Start of STORED RECORDS
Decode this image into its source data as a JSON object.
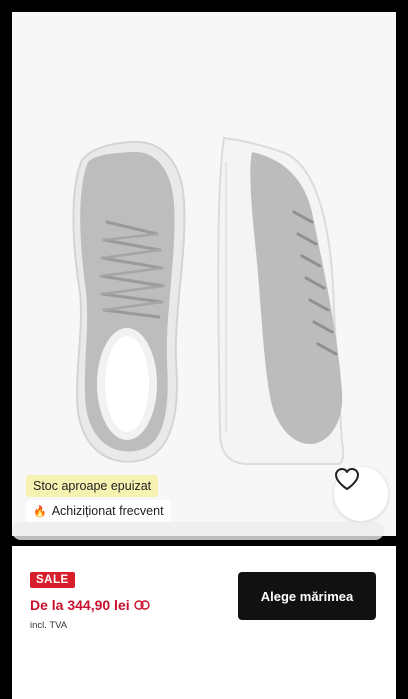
{
  "product": {
    "badges": {
      "low_stock": "Stoc aproape epuizat",
      "frequently_bought": "Achiziționat frecvent",
      "fire_icon": "fire-icon"
    },
    "image_alt": "grey-suede-sneakers"
  },
  "purchase_bar": {
    "sale_label": "SALE",
    "price": "De la 344,90 lei",
    "vat_note": "incl. TVA",
    "select_size_button": "Alege mărimea",
    "info_icon": "price-info-icon"
  },
  "wishlist": {
    "icon": "heart-icon"
  },
  "colors": {
    "sale_red": "#d81e2b",
    "price_red": "#c8102e",
    "low_stock_bg": "#f6f2b2",
    "cta_bg": "#111111"
  }
}
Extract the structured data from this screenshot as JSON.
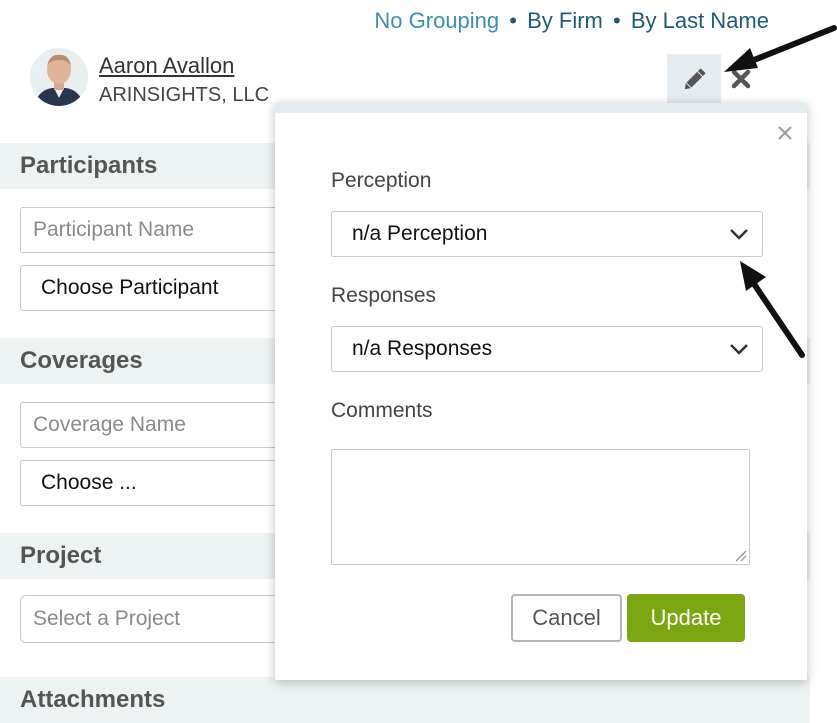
{
  "grouping": {
    "options": [
      "No Grouping",
      "By Firm",
      "By Last Name"
    ],
    "separator": "•"
  },
  "user": {
    "name": "Aaron Avallon",
    "firm": "ARINSIGHTS, LLC"
  },
  "toolbar": {
    "edit_icon": "pencil-icon",
    "remove_icon": "close-icon"
  },
  "sections": {
    "participants": {
      "title": "Participants",
      "name_placeholder": "Participant Name",
      "choose_label": "Choose Participant"
    },
    "coverages": {
      "title": "Coverages",
      "name_placeholder": "Coverage Name",
      "choose_label": "Choose ..."
    },
    "project": {
      "title": "Project",
      "select_placeholder": "Select a Project"
    },
    "attachments": {
      "title": "Attachments"
    }
  },
  "modal": {
    "perception_label": "Perception",
    "perception_value": "n/a Perception",
    "responses_label": "Responses",
    "responses_value": "n/a Responses",
    "comments_label": "Comments",
    "comments_value": "",
    "cancel_label": "Cancel",
    "update_label": "Update"
  },
  "colors": {
    "link": "#1e5a7a",
    "link_active": "#3a8fb3",
    "section_bg": "#edf2f3",
    "update_button": "#7ca610"
  }
}
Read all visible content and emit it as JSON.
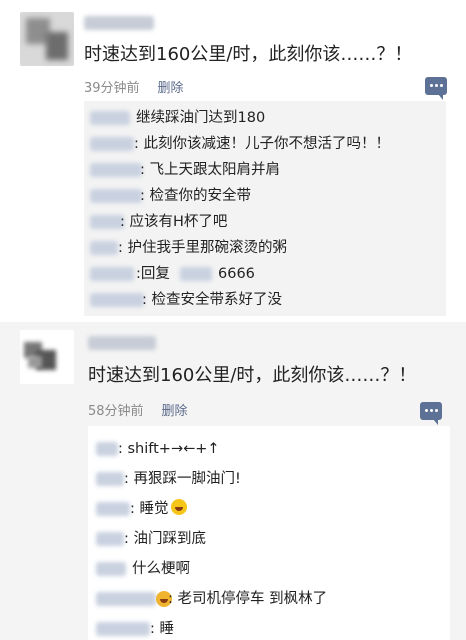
{
  "posts": [
    {
      "text": "时速达到160公里/时，此刻你该……？！",
      "time": "39分钟前",
      "delete_label": "删除",
      "replies": [
        {
          "text": "继续踩油门达到180"
        },
        {
          "text": ": 此刻你该减速！儿子你不想活了吗！！"
        },
        {
          "text": ": 飞上天跟太阳肩并肩"
        },
        {
          "text": ": 检查你的安全带"
        },
        {
          "text": ": 应该有H杯了吧"
        },
        {
          "text": ": 护住我手里那碗滚烫的粥"
        },
        {
          "text": ":回复",
          "extra": "6666"
        },
        {
          "text": ": 检查安全带系好了没"
        }
      ]
    },
    {
      "text": "时速达到160公里/时，此刻你该……？！",
      "time": "58分钟前",
      "delete_label": "删除",
      "replies": [
        {
          "text": ": shift+→←+↑"
        },
        {
          "text": ": 再狠踩一脚油门!"
        },
        {
          "text": ": 睡觉"
        },
        {
          "text": ": 油门踩到底"
        },
        {
          "text": "什么梗啊"
        },
        {
          "text": ": 老司机停停车  到枫林了"
        },
        {
          "text": ": 睡"
        }
      ]
    }
  ],
  "icons": {
    "comment": "comment-bubble-icon",
    "emoji": "laughing-emoji-icon"
  },
  "colors": {
    "delete_link": "#5b6a8c",
    "icon": "#5d7196",
    "meta": "#8a8a8a"
  }
}
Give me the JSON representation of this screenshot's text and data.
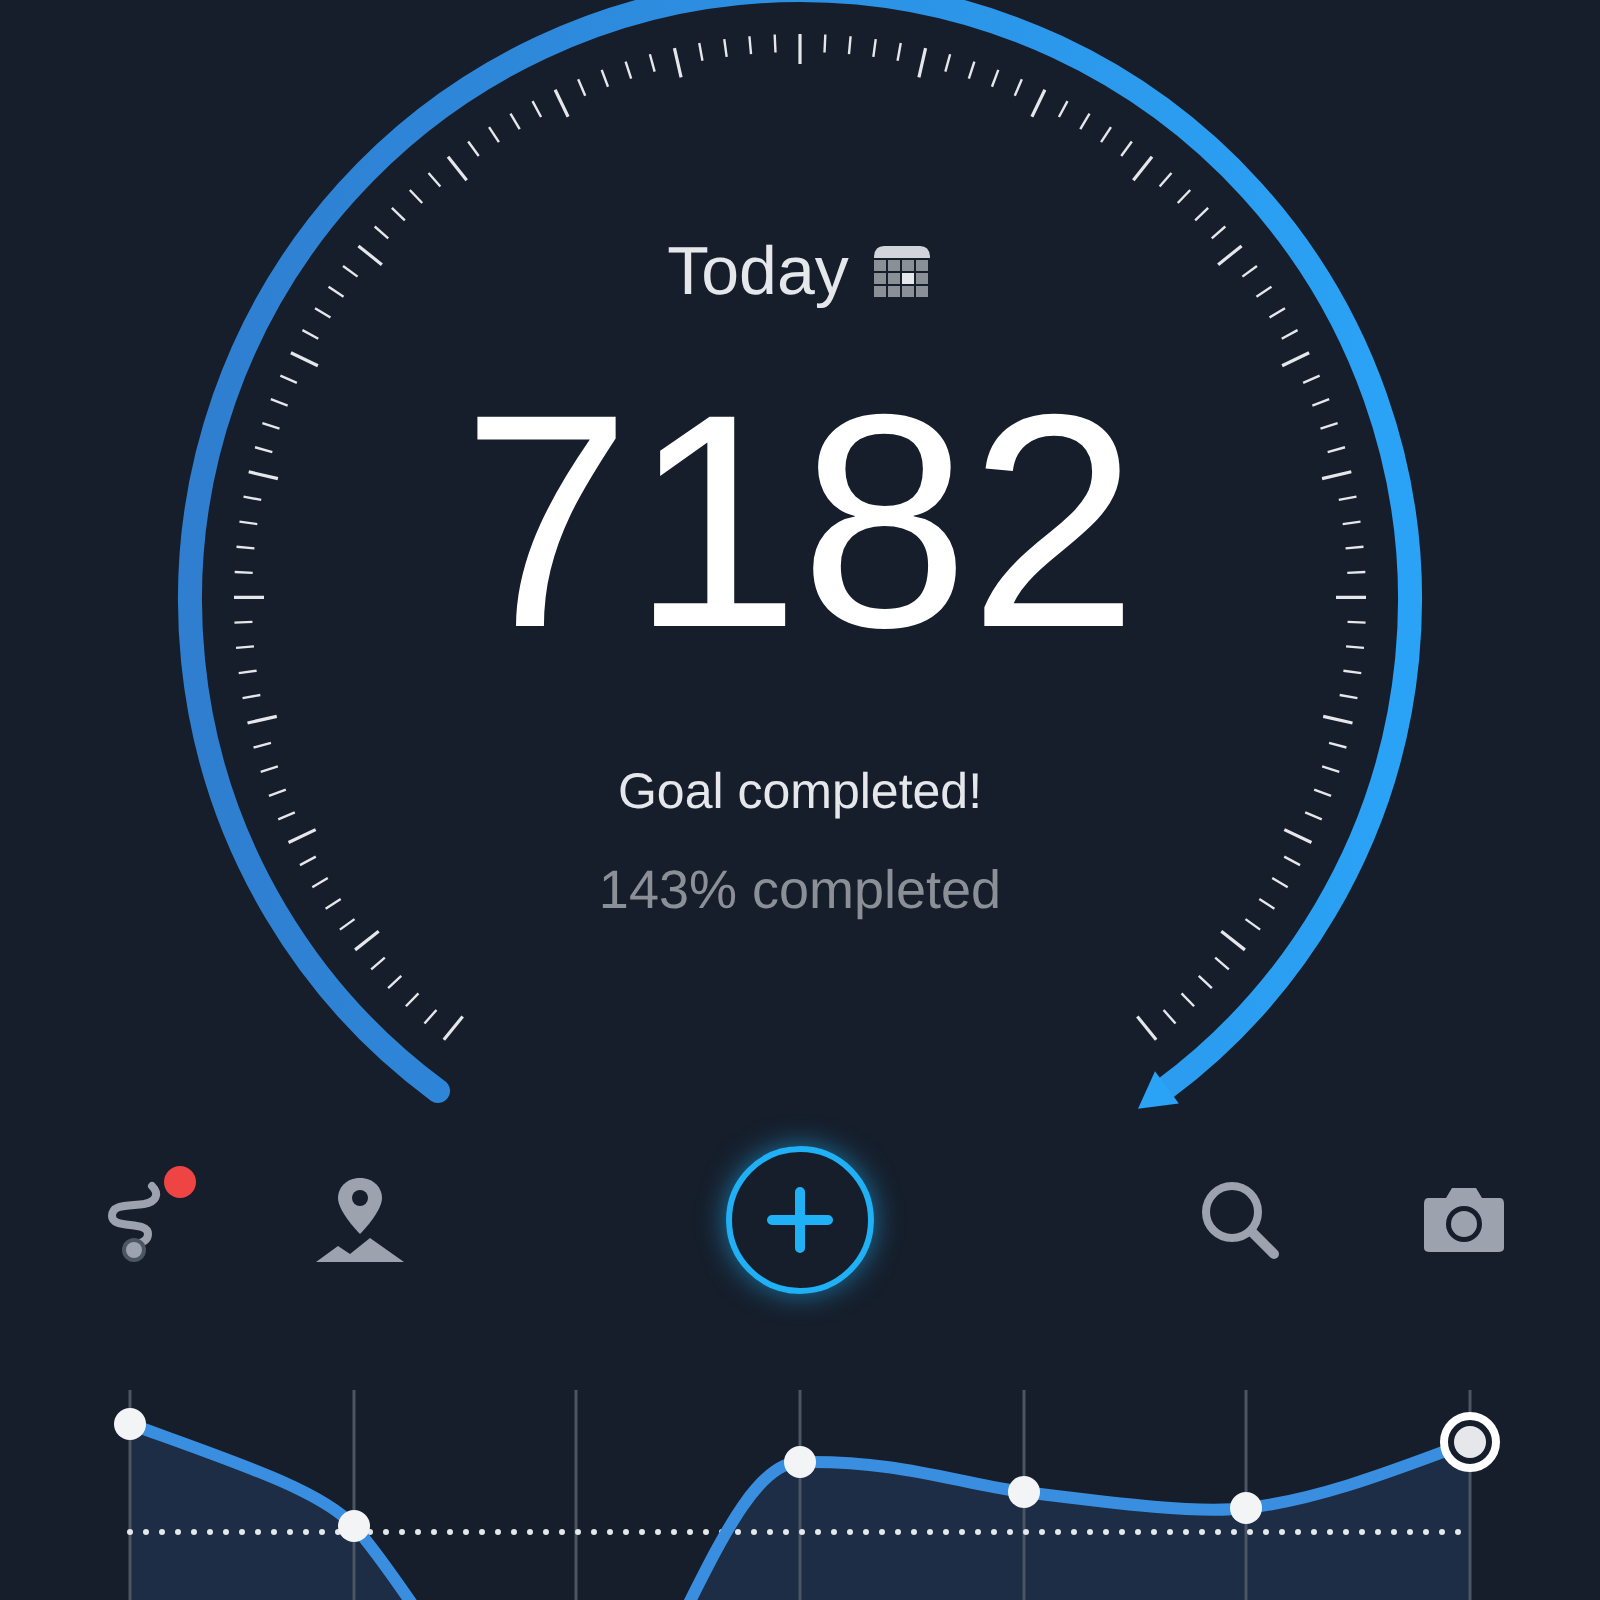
{
  "header": {
    "label": "Today"
  },
  "steps": "7182",
  "status": "Goal completed!",
  "percent": "143% completed",
  "toolbar": [
    {
      "kind": "route",
      "badge": true
    },
    {
      "kind": "map"
    },
    {
      "kind": "add"
    },
    {
      "kind": "search"
    },
    {
      "kind": "camera"
    }
  ]
}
End of STORED RECORDS
## EXERCISE
Transcribe every entry word for word, but omit the pictures.

## REPLY TO THE EXERCISE
Decode this image into its source data as a JSON object.
{
  "product": {
    "badges": {
      "low_stock": "Stoc aproape epuizat",
      "frequently_bought": "Achiziționat frecvent",
      "fire_icon": "fire-icon"
    },
    "image_alt": "grey-suede-sneakers"
  },
  "purchase_bar": {
    "sale_label": "SALE",
    "price": "De la 344,90 lei",
    "vat_note": "incl. TVA",
    "select_size_button": "Alege mărimea",
    "info_icon": "price-info-icon"
  },
  "wishlist": {
    "icon": "heart-icon"
  },
  "colors": {
    "sale_red": "#d81e2b",
    "price_red": "#c8102e",
    "low_stock_bg": "#f6f2b2",
    "cta_bg": "#111111"
  }
}
Extract the structured data from this screenshot as JSON.
{
  "grouping": {
    "options": [
      "No Grouping",
      "By Firm",
      "By Last Name"
    ],
    "separator": "•"
  },
  "user": {
    "name": "Aaron Avallon",
    "firm": "ARINSIGHTS, LLC"
  },
  "toolbar": {
    "edit_icon": "pencil-icon",
    "remove_icon": "close-icon"
  },
  "sections": {
    "participants": {
      "title": "Participants",
      "name_placeholder": "Participant Name",
      "choose_label": "Choose Participant"
    },
    "coverages": {
      "title": "Coverages",
      "name_placeholder": "Coverage Name",
      "choose_label": "Choose ..."
    },
    "project": {
      "title": "Project",
      "select_placeholder": "Select a Project"
    },
    "attachments": {
      "title": "Attachments"
    }
  },
  "modal": {
    "perception_label": "Perception",
    "perception_value": "n/a Perception",
    "responses_label": "Responses",
    "responses_value": "n/a Responses",
    "comments_label": "Comments",
    "comments_value": "",
    "cancel_label": "Cancel",
    "update_label": "Update"
  },
  "colors": {
    "link": "#1e5a7a",
    "link_active": "#3a8fb3",
    "section_bg": "#edf2f3",
    "update_button": "#7ca610"
  }
}
Read all visible content and emit it as JSON.
{
  "posts": [
    {
      "text": "时速达到160公里/时，此刻你该……？！",
      "time": "39分钟前",
      "delete_label": "删除",
      "replies": [
        {
          "text": "继续踩油门达到180"
        },
        {
          "text": ": 此刻你该减速！儿子你不想活了吗！！"
        },
        {
          "text": ": 飞上天跟太阳肩并肩"
        },
        {
          "text": ": 检查你的安全带"
        },
        {
          "text": ": 应该有H杯了吧"
        },
        {
          "text": ": 护住我手里那碗滚烫的粥"
        },
        {
          "text": ":回复",
          "extra": "6666"
        },
        {
          "text": ": 检查安全带系好了没"
        }
      ]
    },
    {
      "text": "时速达到160公里/时，此刻你该……？！",
      "time": "58分钟前",
      "delete_label": "删除",
      "replies": [
        {
          "text": ": shift+→←+↑"
        },
        {
          "text": ": 再狠踩一脚油门!"
        },
        {
          "text": ": 睡觉"
        },
        {
          "text": ": 油门踩到底"
        },
        {
          "text": "什么梗啊"
        },
        {
          "text": ": 老司机停停车  到枫林了"
        },
        {
          "text": ": 睡"
        }
      ]
    }
  ],
  "icons": {
    "comment": "comment-bubble-icon",
    "emoji": "laughing-emoji-icon"
  },
  "colors": {
    "delete_link": "#5b6a8c",
    "icon": "#5d7196",
    "meta": "#8a8a8a"
  }
}
Give me the JSON representation of this screenshot's text and data.
{
  "header": {
    "label": "Today"
  },
  "steps": "7182",
  "status": "Goal completed!",
  "percent": "143% completed",
  "toolbar": [
    {
      "kind": "route",
      "badge": true
    },
    {
      "kind": "map"
    },
    {
      "kind": "add"
    },
    {
      "kind": "search"
    },
    {
      "kind": "camera"
    }
  ]
}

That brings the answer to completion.